- [TASK]
Print the listing that follows, character for character.
begin SUPPLIED MATERIAL
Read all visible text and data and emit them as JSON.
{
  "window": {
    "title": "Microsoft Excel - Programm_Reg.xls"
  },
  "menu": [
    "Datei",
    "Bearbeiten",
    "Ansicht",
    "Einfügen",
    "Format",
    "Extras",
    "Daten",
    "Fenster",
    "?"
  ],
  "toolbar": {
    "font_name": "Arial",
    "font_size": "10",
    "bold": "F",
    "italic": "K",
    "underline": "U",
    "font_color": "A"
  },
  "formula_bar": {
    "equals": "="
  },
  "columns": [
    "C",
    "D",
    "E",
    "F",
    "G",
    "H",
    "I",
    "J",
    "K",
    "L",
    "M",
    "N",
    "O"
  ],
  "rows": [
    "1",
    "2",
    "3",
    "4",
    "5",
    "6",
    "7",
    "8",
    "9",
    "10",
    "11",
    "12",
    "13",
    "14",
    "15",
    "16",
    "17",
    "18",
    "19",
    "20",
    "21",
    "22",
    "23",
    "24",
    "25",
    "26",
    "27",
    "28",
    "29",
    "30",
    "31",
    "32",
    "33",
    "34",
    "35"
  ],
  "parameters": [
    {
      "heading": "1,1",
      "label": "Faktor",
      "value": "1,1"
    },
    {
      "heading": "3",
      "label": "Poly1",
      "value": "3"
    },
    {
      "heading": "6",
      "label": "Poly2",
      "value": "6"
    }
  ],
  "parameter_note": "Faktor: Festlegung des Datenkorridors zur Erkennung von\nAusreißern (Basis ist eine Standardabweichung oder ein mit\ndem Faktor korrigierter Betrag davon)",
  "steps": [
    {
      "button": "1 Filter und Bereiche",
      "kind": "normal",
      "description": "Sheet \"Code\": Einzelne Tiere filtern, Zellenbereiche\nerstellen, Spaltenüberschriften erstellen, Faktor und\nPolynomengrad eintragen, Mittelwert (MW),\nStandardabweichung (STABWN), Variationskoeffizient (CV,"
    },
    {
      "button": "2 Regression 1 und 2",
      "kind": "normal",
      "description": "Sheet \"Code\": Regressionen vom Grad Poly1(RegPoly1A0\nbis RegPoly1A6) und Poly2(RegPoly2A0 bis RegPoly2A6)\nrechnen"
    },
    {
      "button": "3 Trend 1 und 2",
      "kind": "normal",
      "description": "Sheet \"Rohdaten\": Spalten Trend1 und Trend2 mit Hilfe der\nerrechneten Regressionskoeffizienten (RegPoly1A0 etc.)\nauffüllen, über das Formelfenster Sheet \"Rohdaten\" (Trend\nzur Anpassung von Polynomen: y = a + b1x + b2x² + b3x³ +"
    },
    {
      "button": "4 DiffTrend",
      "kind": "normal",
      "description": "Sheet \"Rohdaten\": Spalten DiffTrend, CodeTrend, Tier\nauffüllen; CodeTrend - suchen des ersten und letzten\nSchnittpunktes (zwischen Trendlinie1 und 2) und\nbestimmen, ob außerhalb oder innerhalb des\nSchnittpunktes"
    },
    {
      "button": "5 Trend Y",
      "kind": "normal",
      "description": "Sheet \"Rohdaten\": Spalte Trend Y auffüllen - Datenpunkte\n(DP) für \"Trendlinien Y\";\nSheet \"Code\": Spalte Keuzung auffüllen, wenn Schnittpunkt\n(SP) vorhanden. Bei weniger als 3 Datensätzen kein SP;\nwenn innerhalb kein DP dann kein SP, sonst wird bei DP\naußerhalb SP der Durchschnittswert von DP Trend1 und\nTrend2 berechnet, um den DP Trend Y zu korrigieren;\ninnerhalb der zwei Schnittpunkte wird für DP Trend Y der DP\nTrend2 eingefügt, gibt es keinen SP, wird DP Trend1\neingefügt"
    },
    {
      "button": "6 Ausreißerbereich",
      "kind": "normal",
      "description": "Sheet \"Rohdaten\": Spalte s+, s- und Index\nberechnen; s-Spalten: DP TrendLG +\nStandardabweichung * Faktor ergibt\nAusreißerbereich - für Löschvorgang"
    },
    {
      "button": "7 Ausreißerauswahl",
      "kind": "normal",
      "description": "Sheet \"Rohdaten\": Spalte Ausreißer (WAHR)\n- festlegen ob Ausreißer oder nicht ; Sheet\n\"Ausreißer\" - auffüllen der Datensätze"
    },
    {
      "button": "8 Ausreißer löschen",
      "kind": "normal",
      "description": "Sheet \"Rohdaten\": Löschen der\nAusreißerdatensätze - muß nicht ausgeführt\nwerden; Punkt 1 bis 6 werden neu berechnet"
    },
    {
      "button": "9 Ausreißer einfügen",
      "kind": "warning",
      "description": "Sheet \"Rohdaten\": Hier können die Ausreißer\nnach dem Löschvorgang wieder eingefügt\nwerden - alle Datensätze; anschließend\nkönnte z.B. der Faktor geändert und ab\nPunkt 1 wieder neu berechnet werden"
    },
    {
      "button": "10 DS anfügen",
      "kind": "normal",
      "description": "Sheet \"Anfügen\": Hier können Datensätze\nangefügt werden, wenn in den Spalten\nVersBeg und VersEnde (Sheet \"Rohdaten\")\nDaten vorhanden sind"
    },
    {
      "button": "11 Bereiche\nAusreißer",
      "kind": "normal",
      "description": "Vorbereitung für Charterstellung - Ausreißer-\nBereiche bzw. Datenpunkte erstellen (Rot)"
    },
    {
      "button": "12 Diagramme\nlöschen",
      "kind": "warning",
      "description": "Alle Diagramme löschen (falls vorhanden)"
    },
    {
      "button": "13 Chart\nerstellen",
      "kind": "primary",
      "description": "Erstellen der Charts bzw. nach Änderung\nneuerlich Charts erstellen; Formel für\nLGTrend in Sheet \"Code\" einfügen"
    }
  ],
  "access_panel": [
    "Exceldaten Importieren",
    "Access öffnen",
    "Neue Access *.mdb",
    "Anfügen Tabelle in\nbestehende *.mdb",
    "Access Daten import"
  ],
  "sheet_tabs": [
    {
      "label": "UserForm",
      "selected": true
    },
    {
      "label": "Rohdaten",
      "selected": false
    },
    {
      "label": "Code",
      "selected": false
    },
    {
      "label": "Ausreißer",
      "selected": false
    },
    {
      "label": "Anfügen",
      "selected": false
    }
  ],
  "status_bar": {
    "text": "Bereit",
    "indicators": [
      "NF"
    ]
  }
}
end SUPPLIED MATERIAL
- [ANSWER BELOW]
Read all visible text and data and emit them as JSON.
{
  "window": {
    "title": "Microsoft Excel - Programm_Reg.xls"
  },
  "menu": [
    "Datei",
    "Bearbeiten",
    "Ansicht",
    "Einfügen",
    "Format",
    "Extras",
    "Daten",
    "Fenster",
    "?"
  ],
  "toolbar": {
    "font_name": "Arial",
    "font_size": "10",
    "bold": "F",
    "italic": "K",
    "underline": "U",
    "font_color": "A"
  },
  "formula_bar": {
    "equals": "="
  },
  "columns": [
    "C",
    "D",
    "E",
    "F",
    "G",
    "H",
    "I",
    "J",
    "K",
    "L",
    "M",
    "N",
    "O"
  ],
  "rows": [
    "1",
    "2",
    "3",
    "4",
    "5",
    "6",
    "7",
    "8",
    "9",
    "10",
    "11",
    "12",
    "13",
    "14",
    "15",
    "16",
    "17",
    "18",
    "19",
    "20",
    "21",
    "22",
    "23",
    "24",
    "25",
    "26",
    "27",
    "28",
    "29",
    "30",
    "31",
    "32",
    "33",
    "34",
    "35"
  ],
  "parameters": [
    {
      "heading": "1,1",
      "label": "Faktor",
      "value": "1,1"
    },
    {
      "heading": "3",
      "label": "Poly1",
      "value": "3"
    },
    {
      "heading": "6",
      "label": "Poly2",
      "value": "6"
    }
  ],
  "parameter_note": "Faktor: Festlegung des Datenkorridors zur Erkennung von\nAusreißern (Basis ist eine Standardabweichung oder ein mit\ndem Faktor korrigierter Betrag davon)",
  "steps": [
    {
      "button": "1 Filter und Bereiche",
      "kind": "normal",
      "description": "Sheet \"Code\": Einzelne Tiere filtern, Zellenbereiche\nerstellen, Spaltenüberschriften erstellen, Faktor und\nPolynomengrad eintragen, Mittelwert (MW),\nStandardabweichung (STABWN), Variationskoeffizient (CV,"
    },
    {
      "button": "2 Regression 1 und 2",
      "kind": "normal",
      "description": "Sheet \"Code\": Regressionen vom Grad Poly1(RegPoly1A0\nbis RegPoly1A6) und Poly2(RegPoly2A0 bis RegPoly2A6)\nrechnen"
    },
    {
      "button": "3 Trend 1 und 2",
      "kind": "normal",
      "description": "Sheet \"Rohdaten\": Spalten Trend1 und Trend2 mit Hilfe der\nerrechneten Regressionskoeffizienten (RegPoly1A0 etc.)\nauffüllen, über das Formelfenster Sheet \"Rohdaten\" (Trend\nzur Anpassung von Polynomen: y = a + b1x + b2x² + b3x³ +"
    },
    {
      "button": "4 DiffTrend",
      "kind": "normal",
      "description": "Sheet \"Rohdaten\": Spalten DiffTrend, CodeTrend, Tier\nauffüllen; CodeTrend - suchen des ersten und letzten\nSchnittpunktes (zwischen Trendlinie1 und 2) und\nbestimmen, ob außerhalb oder innerhalb des\nSchnittpunktes"
    },
    {
      "button": "5 Trend Y",
      "kind": "normal",
      "description": "Sheet \"Rohdaten\": Spalte Trend Y auffüllen - Datenpunkte\n(DP) für \"Trendlinien Y\";\nSheet \"Code\": Spalte Keuzung auffüllen, wenn Schnittpunkt\n(SP) vorhanden. Bei weniger als 3 Datensätzen kein SP;\nwenn innerhalb kein DP dann kein SP, sonst wird bei DP\naußerhalb SP der Durchschnittswert von DP Trend1 und\nTrend2 berechnet, um den DP Trend Y zu korrigieren;\ninnerhalb der zwei Schnittpunkte wird für DP Trend Y der DP\nTrend2 eingefügt, gibt es keinen SP, wird DP Trend1\neingefügt"
    },
    {
      "button": "6 Ausreißerbereich",
      "kind": "normal",
      "description": "Sheet \"Rohdaten\": Spalte s+, s- und Index\nberechnen; s-Spalten: DP TrendLG +\nStandardabweichung * Faktor ergibt\nAusreißerbereich - für Löschvorgang"
    },
    {
      "button": "7 Ausreißerauswahl",
      "kind": "normal",
      "description": "Sheet \"Rohdaten\": Spalte Ausreißer (WAHR)\n- festlegen ob Ausreißer oder nicht ; Sheet\n\"Ausreißer\" - auffüllen der Datensätze"
    },
    {
      "button": "8 Ausreißer löschen",
      "kind": "normal",
      "description": "Sheet \"Rohdaten\": Löschen der\nAusreißerdatensätze - muß nicht ausgeführt\nwerden; Punkt 1 bis 6 werden neu berechnet"
    },
    {
      "button": "9 Ausreißer einfügen",
      "kind": "warning",
      "description": "Sheet \"Rohdaten\": Hier können die Ausreißer\nnach dem Löschvorgang wieder eingefügt\nwerden - alle Datensätze; anschließend\nkönnte z.B. der Faktor geändert und ab\nPunkt 1 wieder neu berechnet werden"
    },
    {
      "button": "10 DS anfügen",
      "kind": "normal",
      "description": "Sheet \"Anfügen\": Hier können Datensätze\nangefügt werden, wenn in den Spalten\nVersBeg und VersEnde (Sheet \"Rohdaten\")\nDaten vorhanden sind"
    },
    {
      "button": "11 Bereiche\nAusreißer",
      "kind": "normal",
      "description": "Vorbereitung für Charterstellung - Ausreißer-\nBereiche bzw. Datenpunkte erstellen (Rot)"
    },
    {
      "button": "12 Diagramme\nlöschen",
      "kind": "warning",
      "description": "Alle Diagramme löschen (falls vorhanden)"
    },
    {
      "button": "13 Chart\nerstellen",
      "kind": "primary",
      "description": "Erstellen der Charts bzw. nach Änderung\nneuerlich Charts erstellen; Formel für\nLGTrend in Sheet \"Code\" einfügen"
    }
  ],
  "access_panel": [
    "Exceldaten Importieren",
    "Access öffnen",
    "Neue Access *.mdb",
    "Anfügen Tabelle in\nbestehende *.mdb",
    "Access Daten import"
  ],
  "sheet_tabs": [
    {
      "label": "UserForm",
      "selected": true
    },
    {
      "label": "Rohdaten",
      "selected": false
    },
    {
      "label": "Code",
      "selected": false
    },
    {
      "label": "Ausreißer",
      "selected": false
    },
    {
      "label": "Anfügen",
      "selected": false
    }
  ],
  "status_bar": {
    "text": "Bereit",
    "indicators": [
      "NF"
    ]
  }
}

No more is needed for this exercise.